- **Required work**: Repeat every entry word for word, skipping the pictures.

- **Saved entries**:

>>>

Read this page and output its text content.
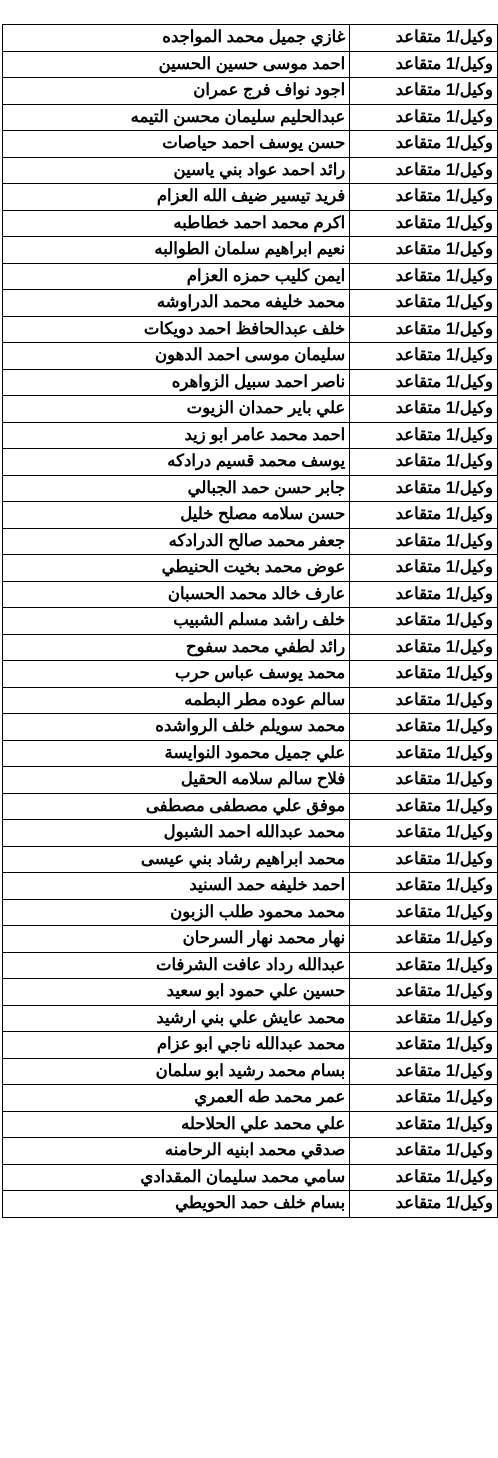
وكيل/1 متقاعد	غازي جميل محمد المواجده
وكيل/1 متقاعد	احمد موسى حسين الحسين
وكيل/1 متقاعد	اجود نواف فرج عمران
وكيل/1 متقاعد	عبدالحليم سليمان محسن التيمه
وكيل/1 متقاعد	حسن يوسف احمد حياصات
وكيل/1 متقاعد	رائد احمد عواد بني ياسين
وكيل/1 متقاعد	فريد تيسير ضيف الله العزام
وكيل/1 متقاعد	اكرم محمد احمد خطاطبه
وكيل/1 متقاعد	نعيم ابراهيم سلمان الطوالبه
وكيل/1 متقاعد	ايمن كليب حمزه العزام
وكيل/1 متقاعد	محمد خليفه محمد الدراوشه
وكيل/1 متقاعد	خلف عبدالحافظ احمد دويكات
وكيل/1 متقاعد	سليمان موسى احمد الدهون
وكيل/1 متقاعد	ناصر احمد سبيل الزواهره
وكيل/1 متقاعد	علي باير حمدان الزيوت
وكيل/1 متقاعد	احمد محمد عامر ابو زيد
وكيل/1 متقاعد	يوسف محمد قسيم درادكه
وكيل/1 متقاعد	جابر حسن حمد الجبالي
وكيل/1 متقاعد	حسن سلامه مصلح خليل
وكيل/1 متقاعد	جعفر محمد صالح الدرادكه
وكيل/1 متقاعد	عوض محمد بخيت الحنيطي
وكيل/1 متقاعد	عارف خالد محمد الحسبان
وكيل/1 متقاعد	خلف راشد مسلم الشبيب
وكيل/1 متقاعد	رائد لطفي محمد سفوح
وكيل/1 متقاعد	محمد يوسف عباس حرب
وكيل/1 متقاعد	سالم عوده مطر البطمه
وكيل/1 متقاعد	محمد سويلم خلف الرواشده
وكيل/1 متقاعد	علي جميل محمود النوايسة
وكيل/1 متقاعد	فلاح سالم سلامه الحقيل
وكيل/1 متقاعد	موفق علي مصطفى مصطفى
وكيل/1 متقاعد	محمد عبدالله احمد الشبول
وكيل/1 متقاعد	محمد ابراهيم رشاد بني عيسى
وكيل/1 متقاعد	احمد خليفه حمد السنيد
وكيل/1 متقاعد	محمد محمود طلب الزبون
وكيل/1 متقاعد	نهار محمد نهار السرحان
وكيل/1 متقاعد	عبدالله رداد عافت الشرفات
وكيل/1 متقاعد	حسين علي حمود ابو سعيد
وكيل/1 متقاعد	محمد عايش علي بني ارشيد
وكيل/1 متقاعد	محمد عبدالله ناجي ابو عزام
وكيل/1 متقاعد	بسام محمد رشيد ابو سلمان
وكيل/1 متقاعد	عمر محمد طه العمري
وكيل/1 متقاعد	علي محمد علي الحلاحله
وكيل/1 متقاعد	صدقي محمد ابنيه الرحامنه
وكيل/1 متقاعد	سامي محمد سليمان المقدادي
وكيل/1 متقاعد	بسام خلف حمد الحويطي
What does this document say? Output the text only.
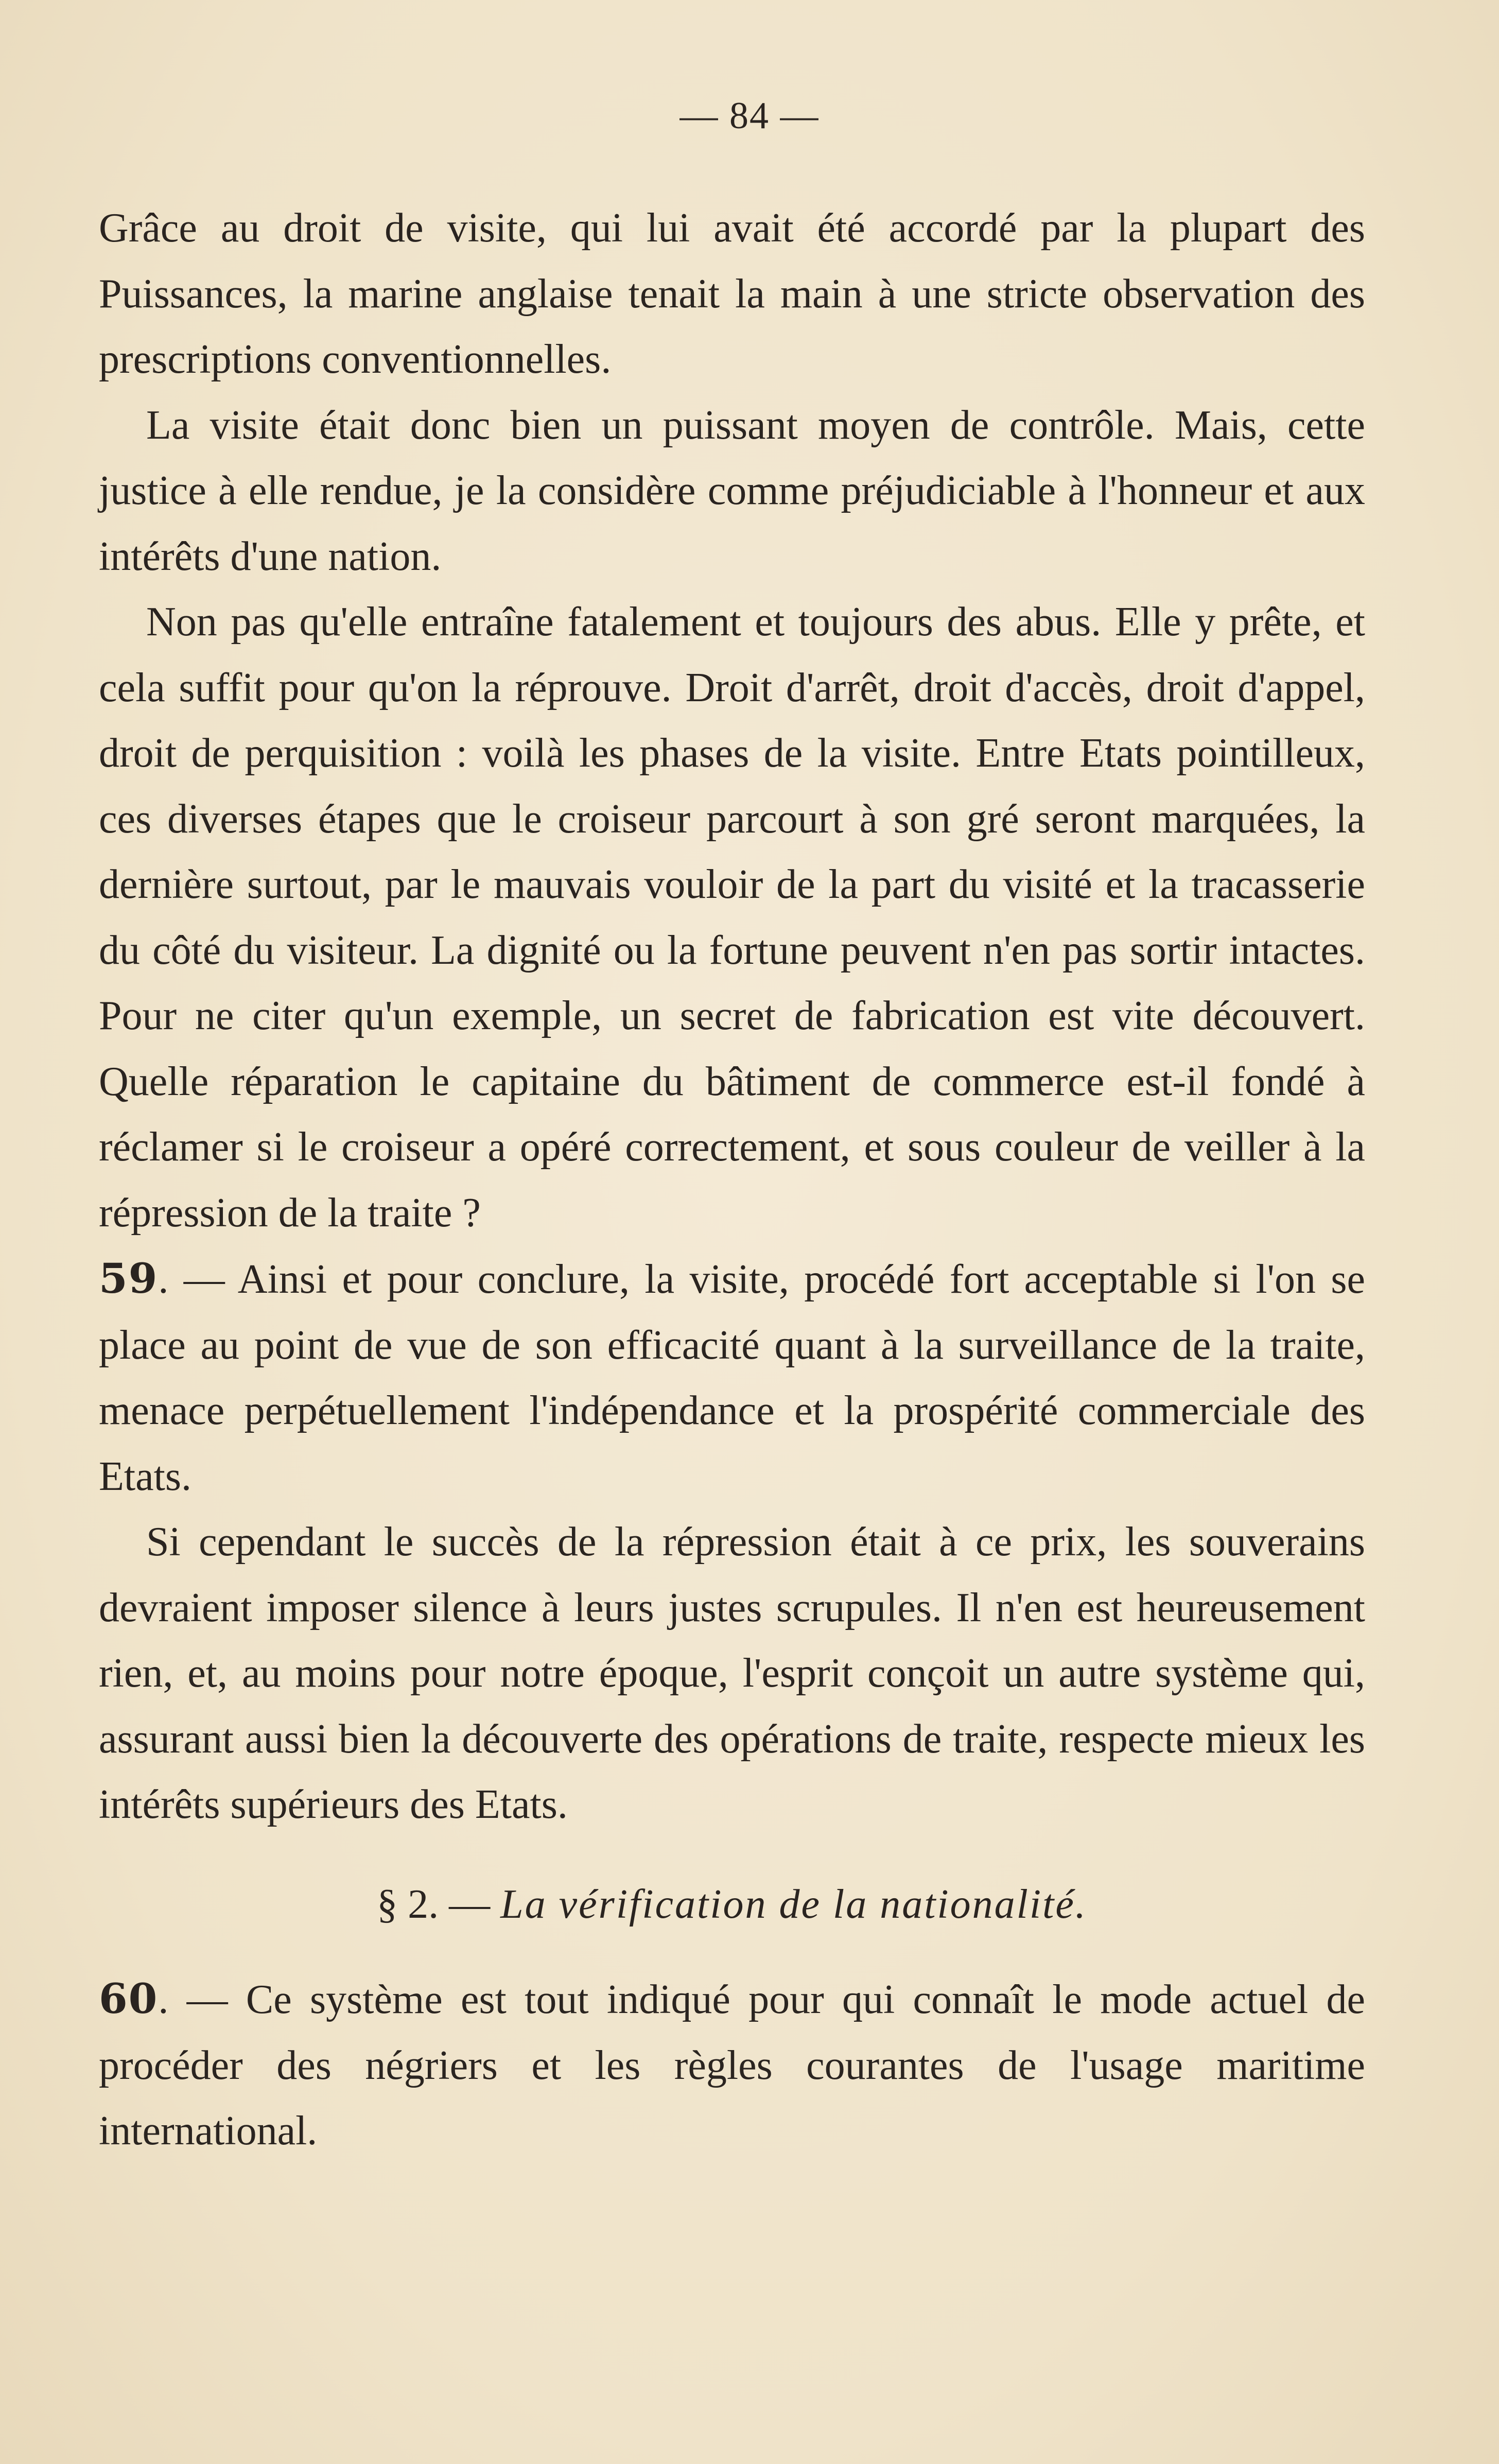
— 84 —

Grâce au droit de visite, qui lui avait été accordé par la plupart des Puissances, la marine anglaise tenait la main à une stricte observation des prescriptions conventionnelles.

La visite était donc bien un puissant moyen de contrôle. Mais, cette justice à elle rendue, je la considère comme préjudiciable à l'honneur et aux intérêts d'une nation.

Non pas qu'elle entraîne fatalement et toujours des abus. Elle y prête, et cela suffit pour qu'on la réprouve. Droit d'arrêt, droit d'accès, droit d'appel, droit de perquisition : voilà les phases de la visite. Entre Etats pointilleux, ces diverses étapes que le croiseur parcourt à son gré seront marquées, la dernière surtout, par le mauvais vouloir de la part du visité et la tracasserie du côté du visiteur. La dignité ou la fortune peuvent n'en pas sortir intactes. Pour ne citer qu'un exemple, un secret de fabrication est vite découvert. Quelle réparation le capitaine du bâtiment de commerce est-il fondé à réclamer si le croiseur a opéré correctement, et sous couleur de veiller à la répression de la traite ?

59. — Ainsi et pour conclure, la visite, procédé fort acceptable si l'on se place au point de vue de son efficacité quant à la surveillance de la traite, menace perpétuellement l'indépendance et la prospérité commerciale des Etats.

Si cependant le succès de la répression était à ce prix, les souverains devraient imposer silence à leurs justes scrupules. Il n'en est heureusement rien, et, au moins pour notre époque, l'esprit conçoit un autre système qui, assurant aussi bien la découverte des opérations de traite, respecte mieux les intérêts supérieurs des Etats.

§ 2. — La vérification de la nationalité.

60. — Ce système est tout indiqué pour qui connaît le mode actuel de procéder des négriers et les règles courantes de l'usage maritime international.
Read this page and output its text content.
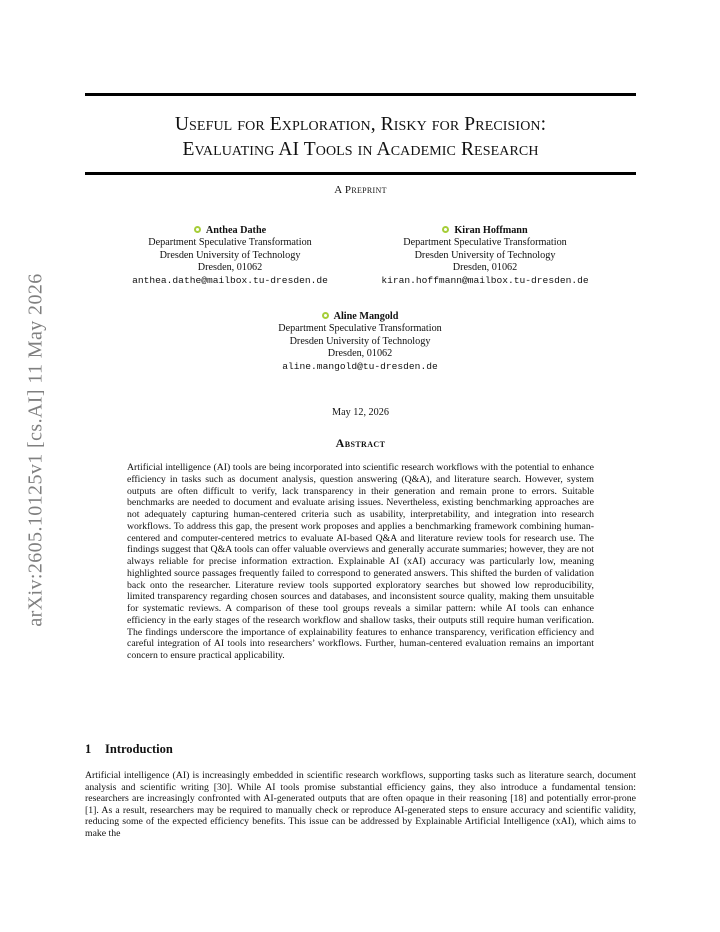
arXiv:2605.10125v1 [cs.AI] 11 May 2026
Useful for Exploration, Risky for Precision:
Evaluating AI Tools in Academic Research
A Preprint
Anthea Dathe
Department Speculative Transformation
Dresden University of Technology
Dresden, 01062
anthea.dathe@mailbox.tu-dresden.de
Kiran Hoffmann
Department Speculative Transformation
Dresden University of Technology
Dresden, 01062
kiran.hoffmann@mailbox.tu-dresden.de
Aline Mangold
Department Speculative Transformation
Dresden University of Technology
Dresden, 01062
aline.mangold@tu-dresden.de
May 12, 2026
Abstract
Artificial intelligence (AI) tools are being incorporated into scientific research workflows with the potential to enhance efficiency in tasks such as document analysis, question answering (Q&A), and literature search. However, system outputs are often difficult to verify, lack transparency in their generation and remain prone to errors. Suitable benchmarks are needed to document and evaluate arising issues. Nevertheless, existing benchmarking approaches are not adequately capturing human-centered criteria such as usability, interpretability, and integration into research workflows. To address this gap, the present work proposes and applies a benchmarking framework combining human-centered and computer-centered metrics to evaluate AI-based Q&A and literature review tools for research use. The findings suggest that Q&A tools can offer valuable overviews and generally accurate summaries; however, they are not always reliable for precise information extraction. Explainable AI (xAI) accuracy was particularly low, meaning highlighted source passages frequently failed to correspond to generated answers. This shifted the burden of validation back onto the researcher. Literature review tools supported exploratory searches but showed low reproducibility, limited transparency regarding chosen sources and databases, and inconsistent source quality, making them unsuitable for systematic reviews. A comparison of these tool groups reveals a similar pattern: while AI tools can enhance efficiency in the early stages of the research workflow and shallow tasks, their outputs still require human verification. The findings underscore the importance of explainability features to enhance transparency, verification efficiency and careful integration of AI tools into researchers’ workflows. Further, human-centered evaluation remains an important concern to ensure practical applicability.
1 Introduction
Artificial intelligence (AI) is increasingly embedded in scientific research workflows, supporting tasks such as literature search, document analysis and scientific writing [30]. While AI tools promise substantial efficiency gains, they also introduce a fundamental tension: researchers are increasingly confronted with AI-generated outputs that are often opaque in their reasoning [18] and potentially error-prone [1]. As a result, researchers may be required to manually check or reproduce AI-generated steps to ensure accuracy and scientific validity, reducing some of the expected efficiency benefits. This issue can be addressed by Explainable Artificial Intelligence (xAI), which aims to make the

<<<

- **Exercise solution**:
Read this page and output its text content.
وكيل/1 متقاعد	غازي جميل محمد المواجده
وكيل/1 متقاعد	احمد موسى حسين الحسين
وكيل/1 متقاعد	اجود نواف فرج عمران
وكيل/1 متقاعد	عبدالحليم سليمان محسن التيمه
وكيل/1 متقاعد	حسن يوسف احمد حياصات
وكيل/1 متقاعد	رائد احمد عواد بني ياسين
وكيل/1 متقاعد	فريد تيسير ضيف الله العزام
وكيل/1 متقاعد	اكرم محمد احمد خطاطبه
وكيل/1 متقاعد	نعيم ابراهيم سلمان الطوالبه
وكيل/1 متقاعد	ايمن كليب حمزه العزام
وكيل/1 متقاعد	محمد خليفه محمد الدراوشه
وكيل/1 متقاعد	خلف عبدالحافظ احمد دويكات
وكيل/1 متقاعد	سليمان موسى احمد الدهون
وكيل/1 متقاعد	ناصر احمد سبيل الزواهره
وكيل/1 متقاعد	علي باير حمدان الزيوت
وكيل/1 متقاعد	احمد محمد عامر ابو زيد
وكيل/1 متقاعد	يوسف محمد قسيم درادكه
وكيل/1 متقاعد	جابر حسن حمد الجبالي
وكيل/1 متقاعد	حسن سلامه مصلح خليل
وكيل/1 متقاعد	جعفر محمد صالح الدرادكه
وكيل/1 متقاعد	عوض محمد بخيت الحنيطي
وكيل/1 متقاعد	عارف خالد محمد الحسبان
وكيل/1 متقاعد	خلف راشد مسلم الشبيب
وكيل/1 متقاعد	رائد لطفي محمد سفوح
وكيل/1 متقاعد	محمد يوسف عباس حرب
وكيل/1 متقاعد	سالم عوده مطر البطمه
وكيل/1 متقاعد	محمد سويلم خلف الرواشده
وكيل/1 متقاعد	علي جميل محمود النوايسة
وكيل/1 متقاعد	فلاح سالم سلامه الحقيل
وكيل/1 متقاعد	موفق علي مصطفى مصطفى
وكيل/1 متقاعد	محمد عبدالله احمد الشبول
وكيل/1 متقاعد	محمد ابراهيم رشاد بني عيسى
وكيل/1 متقاعد	احمد خليفه حمد السنيد
وكيل/1 متقاعد	محمد محمود طلب الزبون
وكيل/1 متقاعد	نهار محمد نهار السرحان
وكيل/1 متقاعد	عبدالله رداد عافت الشرفات
وكيل/1 متقاعد	حسين علي حمود ابو سعيد
وكيل/1 متقاعد	محمد عايش علي بني ارشيد
وكيل/1 متقاعد	محمد عبدالله ناجي ابو عزام
وكيل/1 متقاعد	بسام محمد رشيد ابو سلمان
وكيل/1 متقاعد	عمر محمد طه العمري
وكيل/1 متقاعد	علي محمد علي الحلاحله
وكيل/1 متقاعد	صدقي محمد ابنيه الرحامنه
وكيل/1 متقاعد	سامي محمد سليمان المقدادي
وكيل/1 متقاعد	بسام خلف حمد الحويطي
What does this document say? Output the text only.
— 84 —

Grâce au droit de visite, qui lui avait été accordé par la plupart des Puissances, la marine anglaise tenait la main à une stricte observation des prescriptions conventionnelles.

La visite était donc bien un puissant moyen de contrôle. Mais, cette justice à elle rendue, je la considère comme préjudiciable à l'honneur et aux intérêts d'une nation.

Non pas qu'elle entraîne fatalement et toujours des abus. Elle y prête, et cela suffit pour qu'on la réprouve. Droit d'arrêt, droit d'accès, droit d'appel, droit de perquisition : voilà les phases de la visite. Entre Etats pointilleux, ces diverses étapes que le croiseur parcourt à son gré seront marquées, la dernière surtout, par le mauvais vouloir de la part du visité et la tracasserie du côté du visiteur. La dignité ou la fortune peuvent n'en pas sortir intactes. Pour ne citer qu'un exemple, un secret de fabrication est vite découvert. Quelle réparation le capitaine du bâtiment de commerce est-il fondé à réclamer si le croiseur a opéré correctement, et sous couleur de veiller à la répression de la traite ?

59. — Ainsi et pour conclure, la visite, procédé fort acceptable si l'on se place au point de vue de son efficacité quant à la surveillance de la traite, menace perpétuellement l'indépendance et la prospérité commerciale des Etats.

Si cependant le succès de la répression était à ce prix, les souverains devraient imposer silence à leurs justes scrupules. Il n'en est heureusement rien, et, au moins pour notre époque, l'esprit conçoit un autre système qui, assurant aussi bien la découverte des opérations de traite, respecte mieux les intérêts supérieurs des Etats.

§ 2. — La vérification de la nationalité.

60. — Ce système est tout indiqué pour qui connaît le mode actuel de procéder des négriers et les règles courantes de l'usage maritime international.
Read this page and output its text content.
arXiv:2605.10125v1 [cs.AI] 11 May 2026
Useful for Exploration, Risky for Precision:
Evaluating AI Tools in Academic Research
A Preprint
Anthea Dathe
Department Speculative Transformation
Dresden University of Technology
Dresden, 01062
anthea.dathe@mailbox.tu-dresden.de
Kiran Hoffmann
Department Speculative Transformation
Dresden University of Technology
Dresden, 01062
kiran.hoffmann@mailbox.tu-dresden.de
Aline Mangold
Department Speculative Transformation
Dresden University of Technology
Dresden, 01062
aline.mangold@tu-dresden.de
May 12, 2026
Abstract
Artificial intelligence (AI) tools are being incorporated into scientific research workflows with the potential to enhance efficiency in tasks such as document analysis, question answering (Q&A), and literature search. However, system outputs are often difficult to verify, lack transparency in their generation and remain prone to errors. Suitable benchmarks are needed to document and evaluate arising issues. Nevertheless, existing benchmarking approaches are not adequately capturing human-centered criteria such as usability, interpretability, and integration into research workflows. To address this gap, the present work proposes and applies a benchmarking framework combining human-centered and computer-centered metrics to evaluate AI-based Q&A and literature review tools for research use. The findings suggest that Q&A tools can offer valuable overviews and generally accurate summaries; however, they are not always reliable for precise information extraction. Explainable AI (xAI) accuracy was particularly low, meaning highlighted source passages frequently failed to correspond to generated answers. This shifted the burden of validation back onto the researcher. Literature review tools supported exploratory searches but showed low reproducibility, limited transparency regarding chosen sources and databases, and inconsistent source quality, making them unsuitable for systematic reviews. A comparison of these tool groups reveals a similar pattern: while AI tools can enhance efficiency in the early stages of the research workflow and shallow tasks, their outputs still require human verification. The findings underscore the importance of explainability features to enhance transparency, verification efficiency and careful integration of AI tools into researchers’ workflows. Further, human-centered evaluation remains an important concern to ensure practical applicability.
1 Introduction
Artificial intelligence (AI) is increasingly embedded in scientific research workflows, supporting tasks such as literature search, document analysis and scientific writing [30]. While AI tools promise substantial efficiency gains, they also introduce a fundamental tension: researchers are increasingly confronted with AI-generated outputs that are often opaque in their reasoning [18] and potentially error-prone [1]. As a result, researchers may be required to manually check or reproduce AI-generated steps to ensure accuracy and scientific validity, reducing some of the expected efficiency benefits. This issue can be addressed by Explainable Artificial Intelligence (xAI), which aims to make the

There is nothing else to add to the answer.